Exercise details - From the entries below, gather every line containing the string "dichotomous".

(Dataset entries)
+---+

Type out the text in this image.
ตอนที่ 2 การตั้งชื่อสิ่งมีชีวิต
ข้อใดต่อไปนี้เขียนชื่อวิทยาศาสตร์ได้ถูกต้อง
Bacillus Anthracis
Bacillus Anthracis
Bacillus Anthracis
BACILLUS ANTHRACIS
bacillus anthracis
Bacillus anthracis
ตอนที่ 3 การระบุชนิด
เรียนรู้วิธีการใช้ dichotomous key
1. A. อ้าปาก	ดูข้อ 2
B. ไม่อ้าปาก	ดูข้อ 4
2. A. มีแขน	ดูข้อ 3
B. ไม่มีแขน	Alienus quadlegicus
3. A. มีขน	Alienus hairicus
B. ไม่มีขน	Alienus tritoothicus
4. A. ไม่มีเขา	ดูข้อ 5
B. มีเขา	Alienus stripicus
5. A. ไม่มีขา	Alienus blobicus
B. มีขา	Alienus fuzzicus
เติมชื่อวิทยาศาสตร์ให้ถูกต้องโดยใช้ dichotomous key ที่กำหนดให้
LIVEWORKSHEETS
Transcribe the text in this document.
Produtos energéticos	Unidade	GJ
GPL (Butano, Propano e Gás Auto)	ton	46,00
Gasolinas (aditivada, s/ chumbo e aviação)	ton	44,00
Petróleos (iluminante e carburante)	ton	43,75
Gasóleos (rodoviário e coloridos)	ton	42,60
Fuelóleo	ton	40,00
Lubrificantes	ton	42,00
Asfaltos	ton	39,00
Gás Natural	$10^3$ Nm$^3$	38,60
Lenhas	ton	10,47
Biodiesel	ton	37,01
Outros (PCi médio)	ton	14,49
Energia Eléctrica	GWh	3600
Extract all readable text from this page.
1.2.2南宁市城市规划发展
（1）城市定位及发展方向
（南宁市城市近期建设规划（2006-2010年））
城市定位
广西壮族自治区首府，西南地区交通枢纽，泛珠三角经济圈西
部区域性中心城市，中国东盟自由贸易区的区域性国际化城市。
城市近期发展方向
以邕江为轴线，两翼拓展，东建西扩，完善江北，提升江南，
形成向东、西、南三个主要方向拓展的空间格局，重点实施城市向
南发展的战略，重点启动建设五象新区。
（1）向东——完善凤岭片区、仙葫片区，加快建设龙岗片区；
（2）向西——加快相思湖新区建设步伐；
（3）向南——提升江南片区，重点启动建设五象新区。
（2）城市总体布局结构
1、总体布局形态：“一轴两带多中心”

+---+

Exercise output -
เรียนรู้วิธีการใช้ dichotomous key
เติมชื่อวิทยาศาสตร์ให้ถูกต้องโดยใช้ dichotomous key ที่กำหนดให้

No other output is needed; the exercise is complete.